◆ EXERCISE BRIEF:
Would you quote every entry exactly, dropping only the pictures?

== ENTRIES PROVIDED

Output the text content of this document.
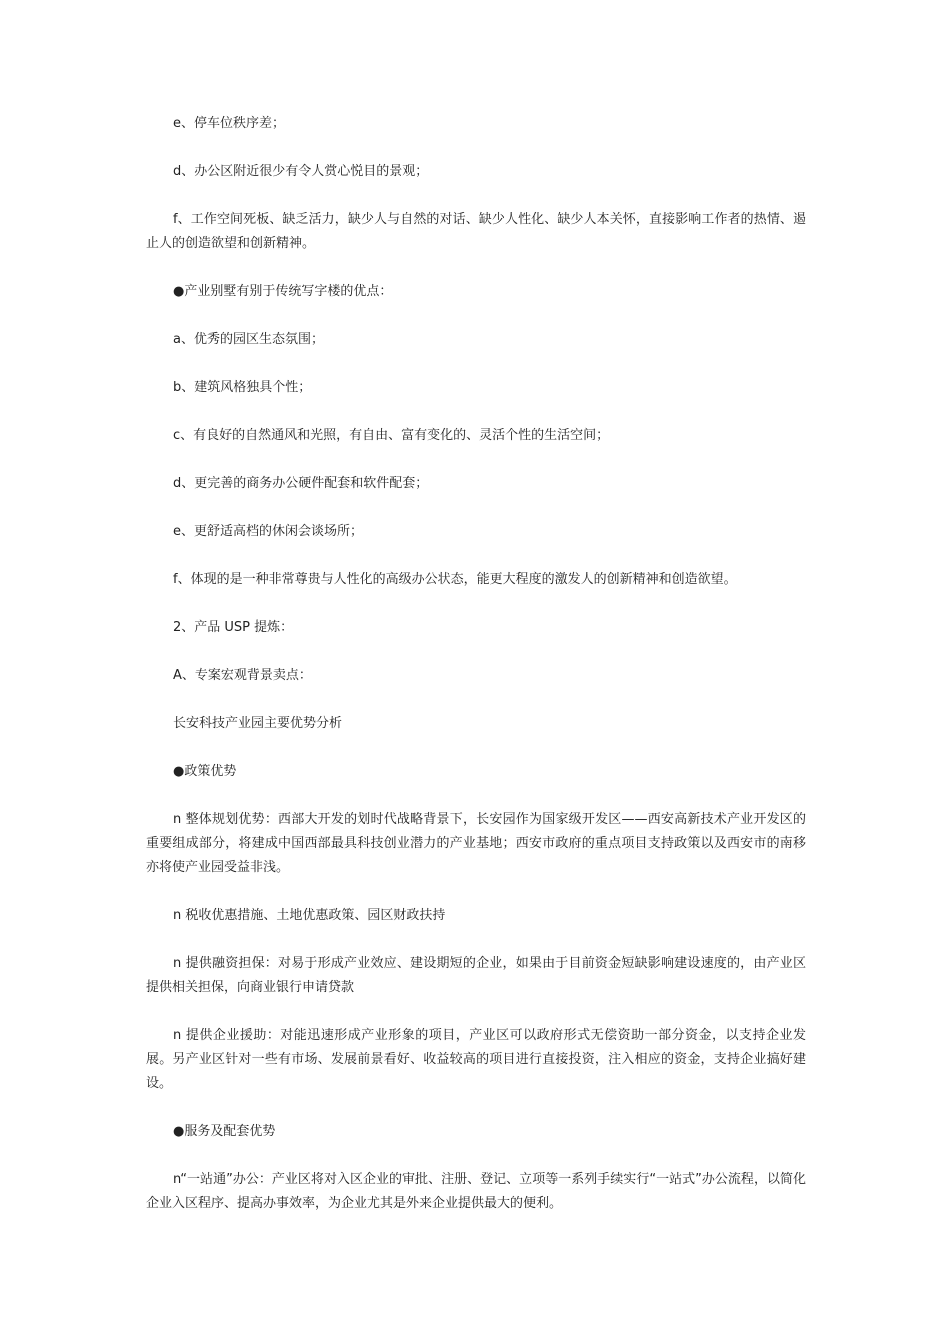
e、停车位秩序差；

d、办公区附近很少有令人赏心悦目的景观；

f、工作空间死板、缺乏活力，缺少人与自然的对话、缺少人性化、缺少人本关怀，直接影响工作者的热情、遏止人的创造欲望和创新精神。

●产业别墅有别于传统写字楼的优点：

a、优秀的园区生态氛围；

b、建筑风格独具个性；

c、有良好的自然通风和光照，有自由、富有变化的、灵活个性的生活空间；

d、更完善的商务办公硬件配套和软件配套；

e、更舒适高档的休闲会谈场所；

f、体现的是一种非常尊贵与人性化的高级办公状态，能更大程度的激发人的创新精神和创造欲望。

2、产品 USP 提炼：

A、专案宏观背景卖点：

长安科技产业园主要优势分析

●政策优势

n 整体规划优势：西部大开发的划时代战略背景下，长安园作为国家级开发区——西安高新技术产业开发区的重要组成部分，将建成中国西部最具科技创业潜力的产业基地；西安市政府的重点项目支持政策以及西安市的南移亦将使产业园受益非浅。

n 税收优惠措施、土地优惠政策、园区财政扶持

n 提供融资担保：对易于形成产业效应、建设期短的企业，如果由于目前资金短缺影响建设速度的，由产业区提供相关担保，向商业银行申请贷款

n 提供企业援助：对能迅速形成产业形象的项目，产业区可以政府形式无偿资助一部分资金，以支持企业发展。另产业区针对一些有市场、发展前景看好、收益较高的项目进行直接投资，注入相应的资金，支持企业搞好建设。

●服务及配套优势

n“一站通”办公：产业区将对入区企业的审批、注册、登记、立项等一系列手续实行“一站式”办公流程，以简化企业入区程序、提高办事效率，为企业尤其是外来企业提供最大的便利。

====

◆ ANSWER:
Output the text content of this document.
e、停车位秩序差；

d、办公区附近很少有令人赏心悦目的景观；

f、工作空间死板、缺乏活力，缺少人与自然的对话、缺少人性化、缺少人本关怀，直接影响工作者的热情、遏止人的创造欲望和创新精神。

●产业别墅有别于传统写字楼的优点：

a、优秀的园区生态氛围；

b、建筑风格独具个性；

c、有良好的自然通风和光照，有自由、富有变化的、灵活个性的生活空间；

d、更完善的商务办公硬件配套和软件配套；

e、更舒适高档的休闲会谈场所；

f、体现的是一种非常尊贵与人性化的高级办公状态，能更大程度的激发人的创新精神和创造欲望。

2、产品 USP 提炼：

A、专案宏观背景卖点：

长安科技产业园主要优势分析

●政策优势

n 整体规划优势：西部大开发的划时代战略背景下，长安园作为国家级开发区——西安高新技术产业开发区的重要组成部分，将建成中国西部最具科技创业潜力的产业基地；西安市政府的重点项目支持政策以及西安市的南移亦将使产业园受益非浅。

n 税收优惠措施、土地优惠政策、园区财政扶持

n 提供融资担保：对易于形成产业效应、建设期短的企业，如果由于目前资金短缺影响建设速度的，由产业区提供相关担保，向商业银行申请贷款

n 提供企业援助：对能迅速形成产业形象的项目，产业区可以政府形式无偿资助一部分资金，以支持企业发展。另产业区针对一些有市场、发展前景看好、收益较高的项目进行直接投资，注入相应的资金，支持企业搞好建设。

●服务及配套优势

n“一站通”办公：产业区将对入区企业的审批、注册、登记、立项等一系列手续实行“一站式”办公流程，以简化企业入区程序、提高办事效率，为企业尤其是外来企业提供最大的便利。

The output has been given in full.